Given task
Reproduce every entry below precisely. Pictures are excluded from the copy.

[Data records]
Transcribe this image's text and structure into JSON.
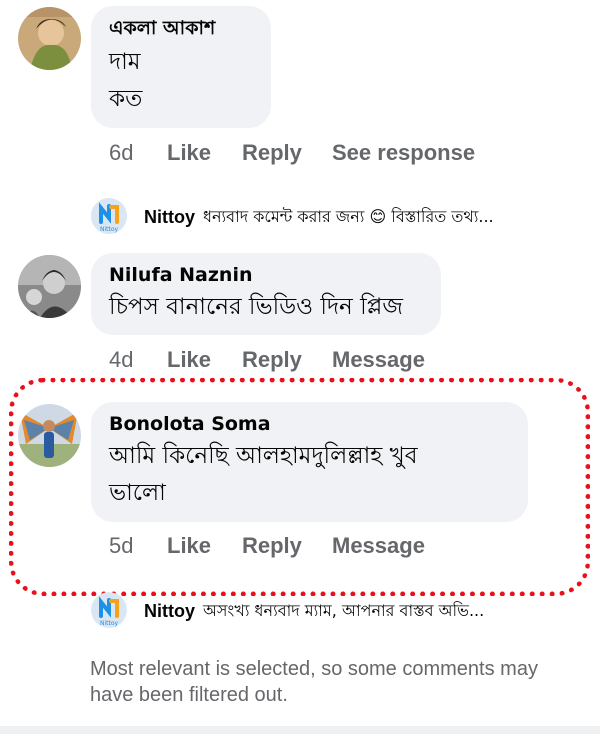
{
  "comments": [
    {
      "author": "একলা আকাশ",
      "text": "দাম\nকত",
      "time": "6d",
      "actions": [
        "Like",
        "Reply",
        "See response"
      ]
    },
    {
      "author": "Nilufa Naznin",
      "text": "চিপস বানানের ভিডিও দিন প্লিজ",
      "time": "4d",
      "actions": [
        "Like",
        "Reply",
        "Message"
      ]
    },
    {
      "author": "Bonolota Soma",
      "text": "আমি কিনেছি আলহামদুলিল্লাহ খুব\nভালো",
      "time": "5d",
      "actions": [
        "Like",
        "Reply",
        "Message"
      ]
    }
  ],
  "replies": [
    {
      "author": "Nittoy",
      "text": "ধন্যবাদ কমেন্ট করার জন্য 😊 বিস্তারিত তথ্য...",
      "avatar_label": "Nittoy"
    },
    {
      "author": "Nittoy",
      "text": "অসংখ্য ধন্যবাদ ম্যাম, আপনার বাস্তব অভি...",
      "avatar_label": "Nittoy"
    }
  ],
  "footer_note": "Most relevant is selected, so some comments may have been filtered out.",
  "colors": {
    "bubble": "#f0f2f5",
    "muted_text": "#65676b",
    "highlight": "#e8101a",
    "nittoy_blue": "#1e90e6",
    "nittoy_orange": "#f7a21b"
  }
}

Correct result
Transcribe this image's text and structure into JSON.
{
  "comments": [
    {
      "author": "একলা আকাশ",
      "text": "দাম\nকত",
      "time": "6d",
      "actions": [
        "Like",
        "Reply",
        "See response"
      ]
    },
    {
      "author": "Nilufa Naznin",
      "text": "চিপস বানানের ভিডিও দিন প্লিজ",
      "time": "4d",
      "actions": [
        "Like",
        "Reply",
        "Message"
      ]
    },
    {
      "author": "Bonolota Soma",
      "text": "আমি কিনেছি আলহামদুলিল্লাহ খুব\nভালো",
      "time": "5d",
      "actions": [
        "Like",
        "Reply",
        "Message"
      ]
    }
  ],
  "replies": [
    {
      "author": "Nittoy",
      "text": "ধন্যবাদ কমেন্ট করার জন্য 😊 বিস্তারিত তথ্য...",
      "avatar_label": "Nittoy"
    },
    {
      "author": "Nittoy",
      "text": "অসংখ্য ধন্যবাদ ম্যাম, আপনার বাস্তব অভি...",
      "avatar_label": "Nittoy"
    }
  ],
  "footer_note": "Most relevant is selected, so some comments may have been filtered out.",
  "colors": {
    "bubble": "#f0f2f5",
    "muted_text": "#65676b",
    "highlight": "#e8101a",
    "nittoy_blue": "#1e90e6",
    "nittoy_orange": "#f7a21b"
  }
}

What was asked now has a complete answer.